> Task instructions:
Edit the entries below by changing each "accent-dot" to "accent-circle" and leaving the rest of the text as it is.

> Extracted records:
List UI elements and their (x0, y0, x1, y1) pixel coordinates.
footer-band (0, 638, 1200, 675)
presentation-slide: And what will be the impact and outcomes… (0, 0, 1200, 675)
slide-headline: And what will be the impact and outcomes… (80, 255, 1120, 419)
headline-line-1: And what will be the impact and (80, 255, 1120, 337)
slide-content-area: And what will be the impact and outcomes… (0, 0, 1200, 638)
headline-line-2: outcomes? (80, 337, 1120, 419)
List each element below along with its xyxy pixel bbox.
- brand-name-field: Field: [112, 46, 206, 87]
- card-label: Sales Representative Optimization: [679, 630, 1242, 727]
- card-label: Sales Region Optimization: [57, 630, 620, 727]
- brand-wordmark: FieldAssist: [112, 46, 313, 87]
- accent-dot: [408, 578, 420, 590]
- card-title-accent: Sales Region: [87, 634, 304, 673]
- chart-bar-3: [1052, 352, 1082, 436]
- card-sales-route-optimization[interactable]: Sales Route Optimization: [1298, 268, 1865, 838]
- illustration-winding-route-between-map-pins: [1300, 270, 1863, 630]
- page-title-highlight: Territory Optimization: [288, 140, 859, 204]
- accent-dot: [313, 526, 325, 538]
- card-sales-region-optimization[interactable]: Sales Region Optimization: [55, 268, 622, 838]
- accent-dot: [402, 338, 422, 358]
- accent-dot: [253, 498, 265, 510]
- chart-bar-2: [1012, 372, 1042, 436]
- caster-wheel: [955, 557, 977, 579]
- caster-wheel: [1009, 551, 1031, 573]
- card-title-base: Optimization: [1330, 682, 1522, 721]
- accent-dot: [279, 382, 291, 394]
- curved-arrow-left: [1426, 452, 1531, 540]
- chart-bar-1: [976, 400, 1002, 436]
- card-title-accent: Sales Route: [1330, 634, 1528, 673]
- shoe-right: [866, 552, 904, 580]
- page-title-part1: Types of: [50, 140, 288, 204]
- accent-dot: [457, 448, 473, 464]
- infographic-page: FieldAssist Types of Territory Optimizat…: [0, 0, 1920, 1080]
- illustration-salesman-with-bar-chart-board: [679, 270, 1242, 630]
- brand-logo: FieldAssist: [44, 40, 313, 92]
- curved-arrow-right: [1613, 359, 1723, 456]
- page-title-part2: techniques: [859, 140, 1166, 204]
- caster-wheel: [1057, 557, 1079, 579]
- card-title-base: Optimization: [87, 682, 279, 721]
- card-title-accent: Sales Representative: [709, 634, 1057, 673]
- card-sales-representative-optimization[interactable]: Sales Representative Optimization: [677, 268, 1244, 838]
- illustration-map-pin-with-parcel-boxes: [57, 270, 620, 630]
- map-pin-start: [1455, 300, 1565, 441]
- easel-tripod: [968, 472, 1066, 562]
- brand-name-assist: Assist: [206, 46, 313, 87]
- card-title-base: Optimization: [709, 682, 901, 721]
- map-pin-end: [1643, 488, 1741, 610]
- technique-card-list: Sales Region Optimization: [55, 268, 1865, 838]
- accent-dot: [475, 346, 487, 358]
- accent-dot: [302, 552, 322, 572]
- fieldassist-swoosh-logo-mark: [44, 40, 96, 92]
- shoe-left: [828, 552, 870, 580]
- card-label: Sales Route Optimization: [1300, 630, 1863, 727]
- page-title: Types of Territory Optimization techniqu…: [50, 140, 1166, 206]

> Answer for this exercise:
List UI elements and their (x0, y0, x1, y1) pixel coordinates.
footer-band (0, 638, 1200, 675)
presentation-slide: And what will be the impact and outcomes… (0, 0, 1200, 675)
slide-headline: And what will be the impact and outcomes… (80, 255, 1120, 419)
headline-line-1: And what will be the impact and (80, 255, 1120, 337)
slide-content-area: And what will be the impact and outcomes… (0, 0, 1200, 638)
headline-line-2: outcomes? (80, 337, 1120, 419)
List each element below along with its xyxy pixel bbox.
- brand-name-field: Field: [112, 46, 206, 87]
- card-label: Sales Representative Optimization: [679, 630, 1242, 727]
- card-label: Sales Region Optimization: [57, 630, 620, 727]
- brand-wordmark: FieldAssist: [112, 46, 313, 87]
- accent-circle: [408, 578, 420, 590]
- card-title-accent: Sales Region: [87, 634, 304, 673]
- chart-bar-3: [1052, 352, 1082, 436]
- card-sales-route-optimization[interactable]: Sales Route Optimization: [1298, 268, 1865, 838]
- illustration-winding-route-between-map-pins: [1300, 270, 1863, 630]
- page-title-highlight: Territory Optimization: [288, 140, 859, 204]
- accent-circle: [313, 526, 325, 538]
- card-sales-region-optimization[interactable]: Sales Region Optimization: [55, 268, 622, 838]
- accent-circle: [402, 338, 422, 358]
- accent-circle: [253, 498, 265, 510]
- chart-bar-2: [1012, 372, 1042, 436]
- caster-wheel: [955, 557, 977, 579]
- caster-wheel: [1009, 551, 1031, 573]
- card-title-base: Optimization: [1330, 682, 1522, 721]
- accent-circle: [279, 382, 291, 394]
- curved-arrow-left: [1426, 452, 1531, 540]
- chart-bar-1: [976, 400, 1002, 436]
- card-title-accent: Sales Route: [1330, 634, 1528, 673]
- shoe-right: [866, 552, 904, 580]
- page-title-part1: Types of: [50, 140, 288, 204]
- accent-circle: [457, 448, 473, 464]
- infographic-page: FieldAssist Types of Territory Optimizat…: [0, 0, 1920, 1080]
- illustration-salesman-with-bar-chart-board: [679, 270, 1242, 630]
- brand-logo: FieldAssist: [44, 40, 313, 92]
- curved-arrow-right: [1613, 359, 1723, 456]
- page-title-part2: techniques: [859, 140, 1166, 204]
- caster-wheel: [1057, 557, 1079, 579]
- card-title-base: Optimization: [87, 682, 279, 721]
- card-title-accent: Sales Representative: [709, 634, 1057, 673]
- card-sales-representative-optimization[interactable]: Sales Representative Optimization: [677, 268, 1244, 838]
- illustration-map-pin-with-parcel-boxes: [57, 270, 620, 630]
- map-pin-start: [1455, 300, 1565, 441]
- easel-tripod: [968, 472, 1066, 562]
- brand-name-assist: Assist: [206, 46, 313, 87]
- card-title-base: Optimization: [709, 682, 901, 721]
- map-pin-end: [1643, 488, 1741, 610]
- technique-card-list: Sales Region Optimization: [55, 268, 1865, 838]
- accent-circle: [475, 346, 487, 358]
- accent-circle: [302, 552, 322, 572]
- fieldassist-swoosh-logo-mark: [44, 40, 96, 92]
- shoe-left: [828, 552, 870, 580]
- card-label: Sales Route Optimization: [1300, 630, 1863, 727]
- page-title: Types of Territory Optimization techniqu…: [50, 140, 1166, 206]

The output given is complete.